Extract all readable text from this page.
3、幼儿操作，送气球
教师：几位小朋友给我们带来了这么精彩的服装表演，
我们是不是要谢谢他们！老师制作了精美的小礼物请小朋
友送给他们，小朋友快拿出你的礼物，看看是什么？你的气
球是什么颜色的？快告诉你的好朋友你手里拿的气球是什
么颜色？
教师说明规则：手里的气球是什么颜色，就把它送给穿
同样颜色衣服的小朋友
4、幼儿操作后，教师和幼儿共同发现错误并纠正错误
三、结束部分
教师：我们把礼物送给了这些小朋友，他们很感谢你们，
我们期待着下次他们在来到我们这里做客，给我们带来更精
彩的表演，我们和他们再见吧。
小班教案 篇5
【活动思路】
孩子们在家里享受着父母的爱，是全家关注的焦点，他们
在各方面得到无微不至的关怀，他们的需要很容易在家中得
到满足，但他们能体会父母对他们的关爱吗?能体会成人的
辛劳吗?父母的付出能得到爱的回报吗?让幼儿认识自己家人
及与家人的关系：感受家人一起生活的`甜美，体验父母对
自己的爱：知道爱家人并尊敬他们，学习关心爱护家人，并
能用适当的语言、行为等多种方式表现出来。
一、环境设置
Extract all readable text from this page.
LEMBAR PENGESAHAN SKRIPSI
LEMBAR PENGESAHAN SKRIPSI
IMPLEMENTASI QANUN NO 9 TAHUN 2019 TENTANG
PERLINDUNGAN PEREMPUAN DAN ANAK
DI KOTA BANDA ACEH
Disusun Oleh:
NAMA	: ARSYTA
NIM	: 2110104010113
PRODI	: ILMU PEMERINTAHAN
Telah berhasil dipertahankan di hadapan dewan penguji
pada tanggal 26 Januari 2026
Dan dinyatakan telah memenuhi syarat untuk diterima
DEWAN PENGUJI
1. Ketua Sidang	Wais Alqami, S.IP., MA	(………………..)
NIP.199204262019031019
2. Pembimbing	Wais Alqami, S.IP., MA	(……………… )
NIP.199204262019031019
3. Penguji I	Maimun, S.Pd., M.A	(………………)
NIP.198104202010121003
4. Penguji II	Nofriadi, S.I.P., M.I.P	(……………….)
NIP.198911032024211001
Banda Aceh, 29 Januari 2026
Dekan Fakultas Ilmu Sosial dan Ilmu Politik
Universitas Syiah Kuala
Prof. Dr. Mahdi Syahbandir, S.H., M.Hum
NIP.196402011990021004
=======
__Task description__:
Would you restate each of the entries word for word?

__Written response__:
Extract all readable text from this page.
3、幼儿操作，送气球
教师：几位小朋友给我们带来了这么精彩的服装表演，
我们是不是要谢谢他们！老师制作了精美的小礼物请小朋
友送给他们，小朋友快拿出你的礼物，看看是什么？你的气
球是什么颜色的？快告诉你的好朋友你手里拿的气球是什
么颜色？
教师说明规则：手里的气球是什么颜色，就把它送给穿
同样颜色衣服的小朋友
4、幼儿操作后，教师和幼儿共同发现错误并纠正错误
三、结束部分
教师：我们把礼物送给了这些小朋友，他们很感谢你们，
我们期待着下次他们在来到我们这里做客，给我们带来更精
彩的表演，我们和他们再见吧。
小班教案 篇5
【活动思路】
孩子们在家里享受着父母的爱，是全家关注的焦点，他们
在各方面得到无微不至的关怀，他们的需要很容易在家中得
到满足，但他们能体会父母对他们的关爱吗?能体会成人的
辛劳吗?父母的付出能得到爱的回报吗?让幼儿认识自己家人
及与家人的关系：感受家人一起生活的`甜美，体验父母对
自己的爱：知道爱家人并尊敬他们，学习关心爱护家人，并
能用适当的语言、行为等多种方式表现出来。
一、环境设置
Extract all readable text from this page.
LEMBAR PENGESAHAN SKRIPSI
LEMBAR PENGESAHAN SKRIPSI
IMPLEMENTASI QANUN NO 9 TAHUN 2019 TENTANG
PERLINDUNGAN PEREMPUAN DAN ANAK
DI KOTA BANDA ACEH
Disusun Oleh:
NAMA	: ARSYTA
NIM	: 2110104010113
PRODI	: ILMU PEMERINTAHAN
Telah berhasil dipertahankan di hadapan dewan penguji
pada tanggal 26 Januari 2026
Dan dinyatakan telah memenuhi syarat untuk diterima
DEWAN PENGUJI
1. Ketua Sidang	Wais Alqami, S.IP., MA	(………………..)
NIP.199204262019031019
2. Pembimbing	Wais Alqami, S.IP., MA	(……………… )
NIP.199204262019031019
3. Penguji I	Maimun, S.Pd., M.A	(………………)
NIP.198104202010121003
4. Penguji II	Nofriadi, S.I.P., M.I.P	(……………….)
NIP.198911032024211001
Banda Aceh, 29 Januari 2026
Dekan Fakultas Ilmu Sosial dan Ilmu Politik
Universitas Syiah Kuala
Prof. Dr. Mahdi Syahbandir, S.H., M.Hum
NIP.196402011990021004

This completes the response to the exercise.